Given instruction:
What is the count of lines that hold the word "教师明确"? Give only the number.

Supplied information:

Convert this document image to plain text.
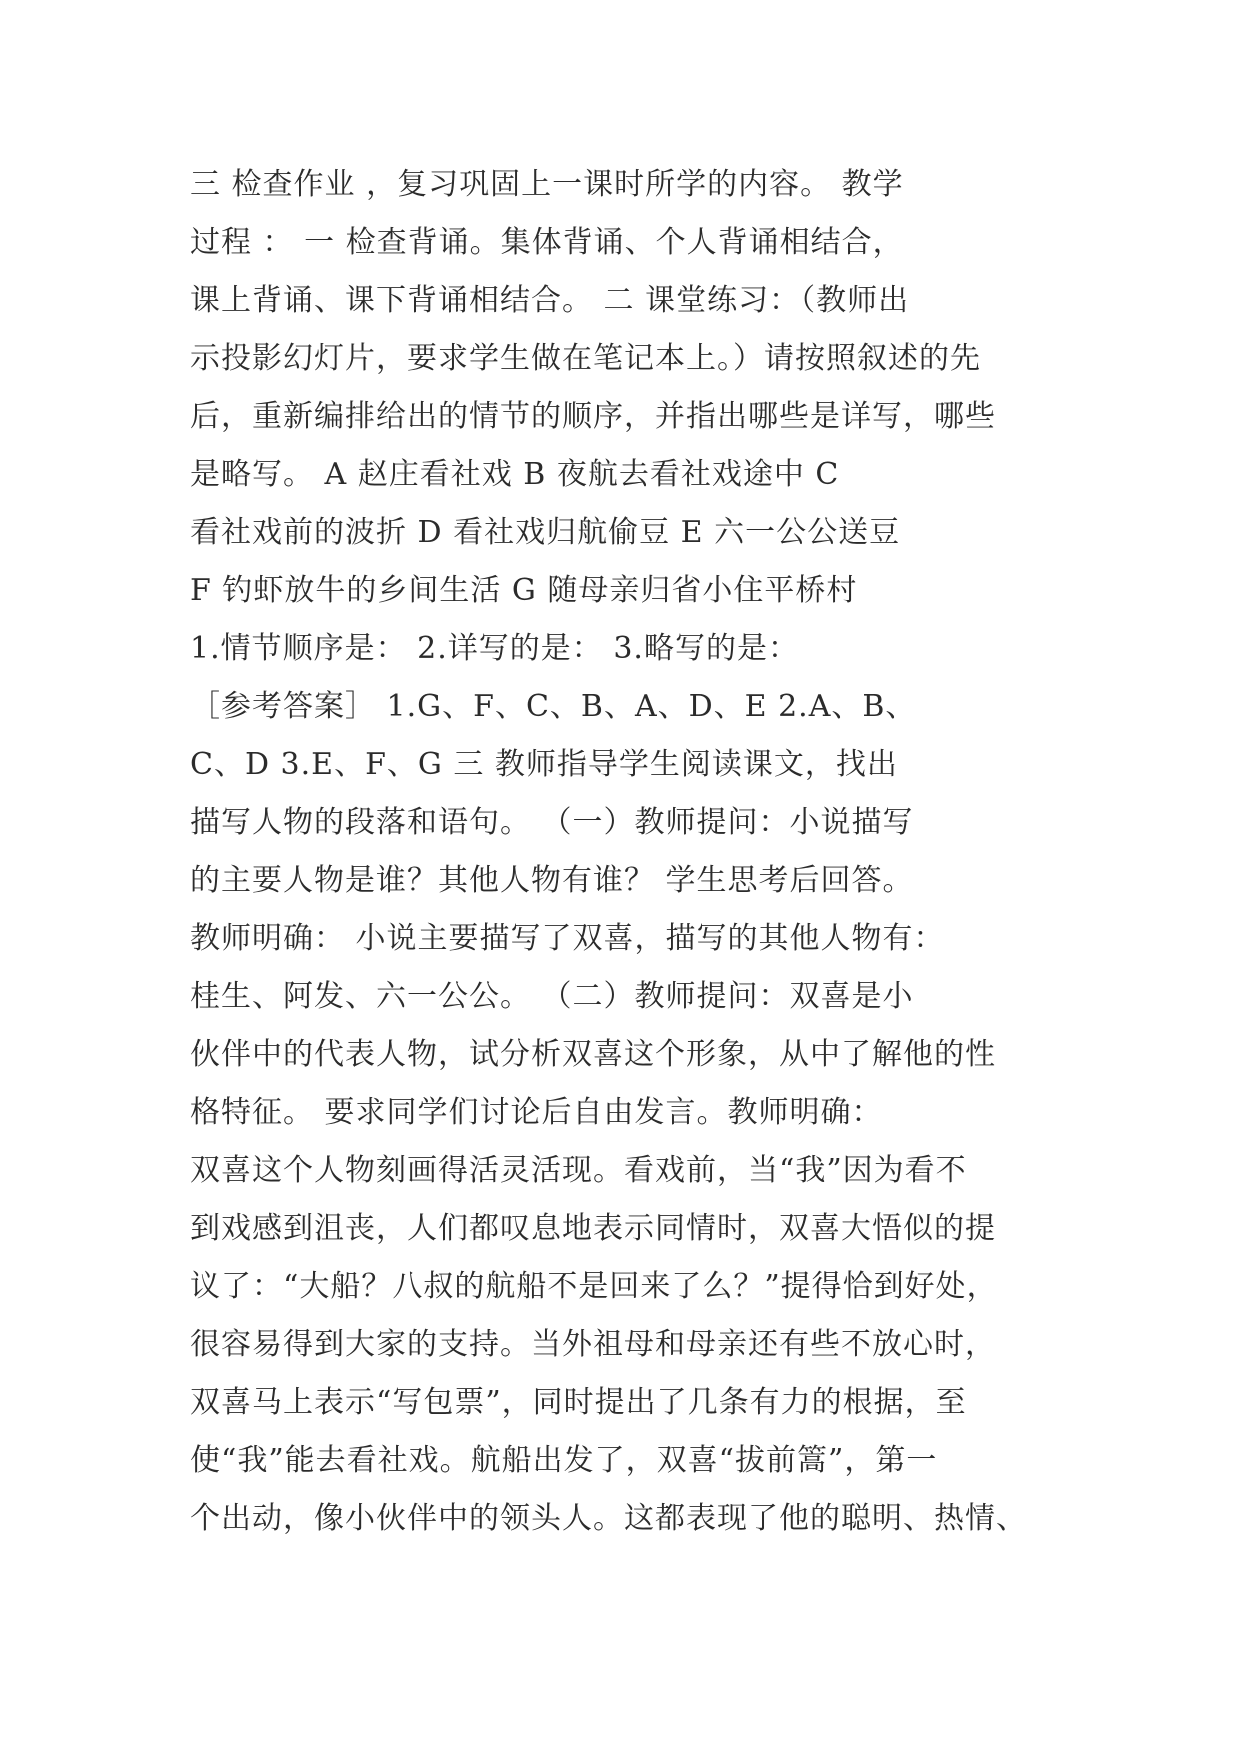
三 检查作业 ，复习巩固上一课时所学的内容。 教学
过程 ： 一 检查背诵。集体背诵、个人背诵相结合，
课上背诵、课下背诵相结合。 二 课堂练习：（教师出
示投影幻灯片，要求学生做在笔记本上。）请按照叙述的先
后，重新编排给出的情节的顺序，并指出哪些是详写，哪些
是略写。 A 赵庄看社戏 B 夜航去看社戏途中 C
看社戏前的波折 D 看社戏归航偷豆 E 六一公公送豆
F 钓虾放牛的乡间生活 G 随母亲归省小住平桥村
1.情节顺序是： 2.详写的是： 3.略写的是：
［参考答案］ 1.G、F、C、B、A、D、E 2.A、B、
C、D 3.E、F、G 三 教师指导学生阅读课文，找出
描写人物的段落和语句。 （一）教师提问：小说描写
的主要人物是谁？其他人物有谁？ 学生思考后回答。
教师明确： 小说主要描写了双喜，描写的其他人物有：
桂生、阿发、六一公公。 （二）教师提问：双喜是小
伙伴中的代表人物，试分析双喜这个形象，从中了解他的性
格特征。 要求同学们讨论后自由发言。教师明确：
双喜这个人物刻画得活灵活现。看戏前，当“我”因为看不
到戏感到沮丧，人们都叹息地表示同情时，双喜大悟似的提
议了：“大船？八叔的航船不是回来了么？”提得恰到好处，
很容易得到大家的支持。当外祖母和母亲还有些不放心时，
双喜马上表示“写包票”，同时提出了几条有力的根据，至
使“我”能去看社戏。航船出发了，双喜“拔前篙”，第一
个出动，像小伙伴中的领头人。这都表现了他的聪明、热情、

Task answer:
2